> **Aim**: Transcribe each line of the records below exactly, excluding any embedded images.

Extracted data entries:
-.-.-

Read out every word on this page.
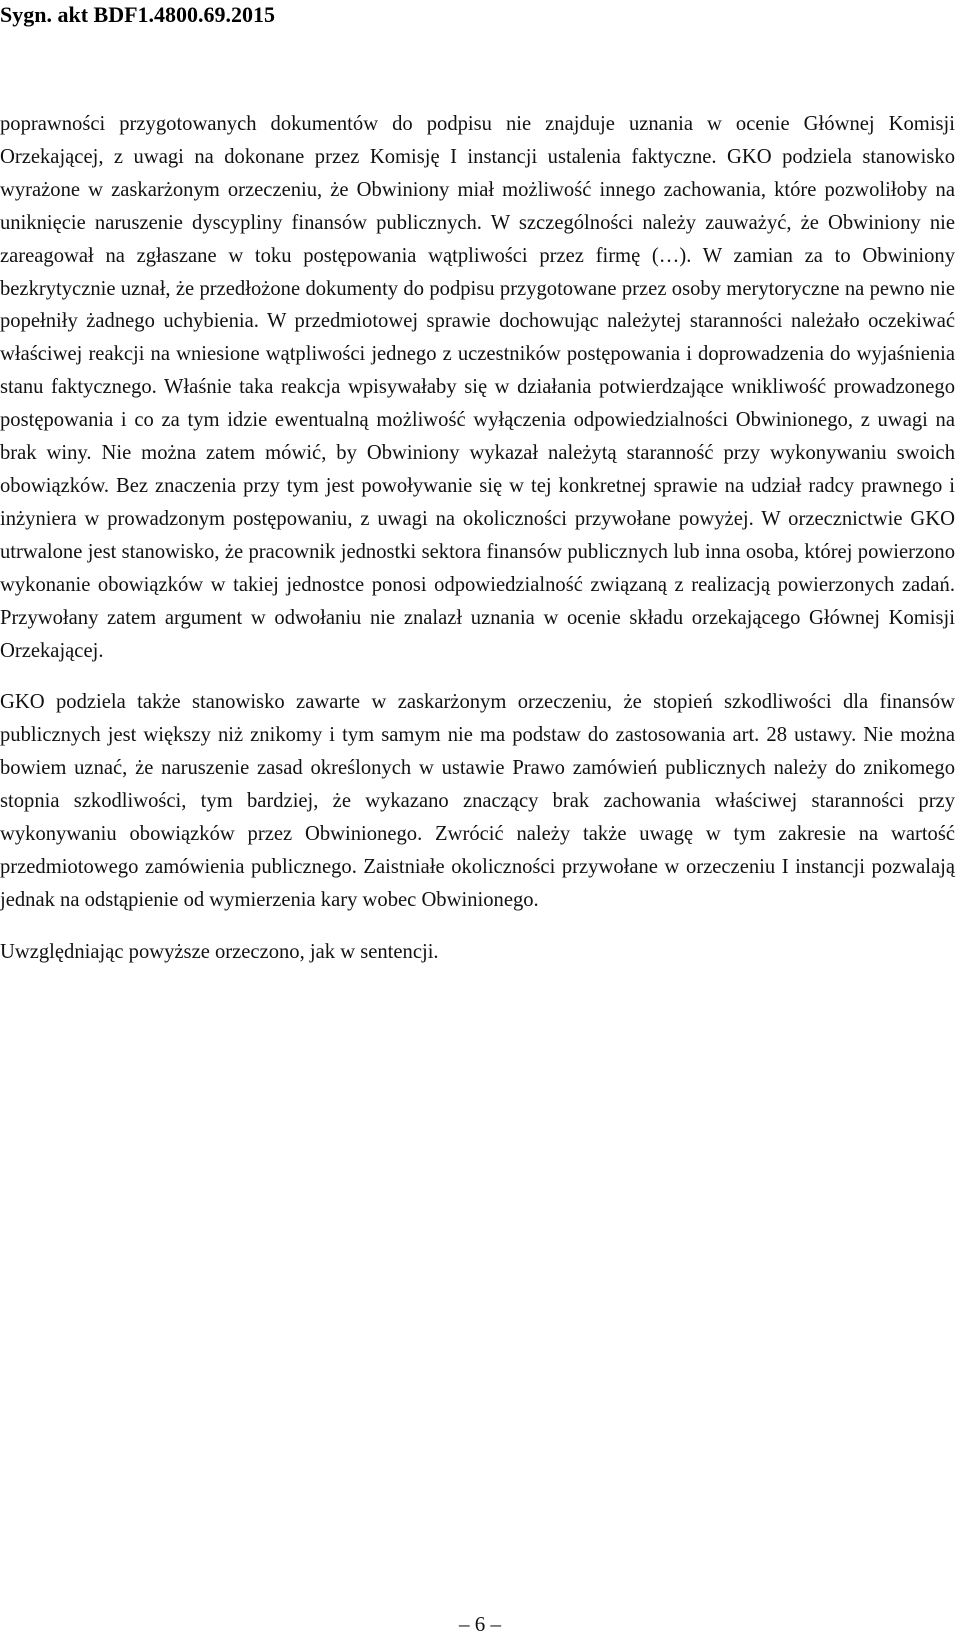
Sygn. akt BDF1.4800.69.2015

poprawności przygotowanych dokumentów do podpisu nie znajduje uznania w ocenie Głównej Komisji Orzekającej, z uwagi na dokonane przez Komisję I instancji ustalenia faktyczne. GKO podziela stanowisko wyrażone w zaskarżonym orzeczeniu, że Obwiniony miał możliwość innego zachowania, które pozwoliłoby na uniknięcie naruszenie dyscypliny finansów publicznych. W szczególności należy zauważyć, że Obwiniony nie zareagował na zgłaszane w toku postępowania wątpliwości przez firmę (…). W zamian za to Obwiniony bezkrytycznie uznał, że przedłożone dokumenty do podpisu przygotowane przez osoby merytoryczne na pewno nie popełniły żadnego uchybienia. W przedmiotowej sprawie dochowując należytej staranności należało oczekiwać właściwej reakcji na wniesione wątpliwości jednego z uczestników postępowania i doprowadzenia do wyjaśnienia stanu faktycznego. Właśnie taka reakcja wpisywałaby się w działania potwierdzające wnikliwość prowadzonego postępowania i co za tym idzie ewentualną możliwość wyłączenia odpowiedzialności Obwinionego, z uwagi na brak winy. Nie można zatem mówić, by Obwiniony wykazał należytą staranność przy wykonywaniu swoich obowiązków. Bez znaczenia przy tym jest powoływanie się w tej konkretnej sprawie na udział radcy prawnego i inżyniera w prowadzonym postępowaniu, z uwagi na okoliczności przywołane powyżej. W orzecznictwie GKO utrwalone jest stanowisko, że pracownik jednostki sektora finansów publicznych lub inna osoba, której powierzono wykonanie obowiązków w takiej jednostce ponosi odpowiedzialność związaną z realizacją powierzonych zadań. Przywołany zatem argument w odwołaniu nie znalazł uznania w ocenie składu orzekającego Głównej Komisji Orzekającej.

GKO podziela także stanowisko zawarte w zaskarżonym orzeczeniu, że stopień szkodliwości dla finansów publicznych jest większy niż znikomy i tym samym nie ma podstaw do zastosowania art. 28 ustawy. Nie można bowiem uznać, że naruszenie zasad określonych w ustawie Prawo zamówień publicznych należy do znikomego stopnia szkodliwości, tym bardziej, że wykazano znaczący brak zachowania właściwej staranności przy wykonywaniu obowiązków przez Obwinionego. Zwrócić należy także uwagę w tym zakresie na wartość przedmiotowego zamówienia publicznego. Zaistniałe okoliczności przywołane w orzeczeniu I instancji pozwalają jednak na odstąpienie od wymierzenia kary wobec Obwinionego.

Uwzględniając powyższe orzeczono, jak w sentencji.

– 6 –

-.-.-

> **Output for this task**:
Read out every word on this page.
Sygn. akt BDF1.4800.69.2015

poprawności przygotowanych dokumentów do podpisu nie znajduje uznania w ocenie Głównej Komisji Orzekającej, z uwagi na dokonane przez Komisję I instancji ustalenia faktyczne. GKO podziela stanowisko wyrażone w zaskarżonym orzeczeniu, że Obwiniony miał możliwość innego zachowania, które pozwoliłoby na uniknięcie naruszenie dyscypliny finansów publicznych. W szczególności należy zauważyć, że Obwiniony nie zareagował na zgłaszane w toku postępowania wątpliwości przez firmę (…). W zamian za to Obwiniony bezkrytycznie uznał, że przedłożone dokumenty do podpisu przygotowane przez osoby merytoryczne na pewno nie popełniły żadnego uchybienia. W przedmiotowej sprawie dochowując należytej staranności należało oczekiwać właściwej reakcji na wniesione wątpliwości jednego z uczestników postępowania i doprowadzenia do wyjaśnienia stanu faktycznego. Właśnie taka reakcja wpisywałaby się w działania potwierdzające wnikliwość prowadzonego postępowania i co za tym idzie ewentualną możliwość wyłączenia odpowiedzialności Obwinionego, z uwagi na brak winy. Nie można zatem mówić, by Obwiniony wykazał należytą staranność przy wykonywaniu swoich obowiązków. Bez znaczenia przy tym jest powoływanie się w tej konkretnej sprawie na udział radcy prawnego i inżyniera w prowadzonym postępowaniu, z uwagi na okoliczności przywołane powyżej. W orzecznictwie GKO utrwalone jest stanowisko, że pracownik jednostki sektora finansów publicznych lub inna osoba, której powierzono wykonanie obowiązków w takiej jednostce ponosi odpowiedzialność związaną z realizacją powierzonych zadań. Przywołany zatem argument w odwołaniu nie znalazł uznania w ocenie składu orzekającego Głównej Komisji Orzekającej.

GKO podziela także stanowisko zawarte w zaskarżonym orzeczeniu, że stopień szkodliwości dla finansów publicznych jest większy niż znikomy i tym samym nie ma podstaw do zastosowania art. 28 ustawy. Nie można bowiem uznać, że naruszenie zasad określonych w ustawie Prawo zamówień publicznych należy do znikomego stopnia szkodliwości, tym bardziej, że wykazano znaczący brak zachowania właściwej staranności przy wykonywaniu obowiązków przez Obwinionego. Zwrócić należy także uwagę w tym zakresie na wartość przedmiotowego zamówienia publicznego. Zaistniałe okoliczności przywołane w orzeczeniu I instancji pozwalają jednak na odstąpienie od wymierzenia kary wobec Obwinionego.

Uwzględniając powyższe orzeczono, jak w sentencji.

– 6 –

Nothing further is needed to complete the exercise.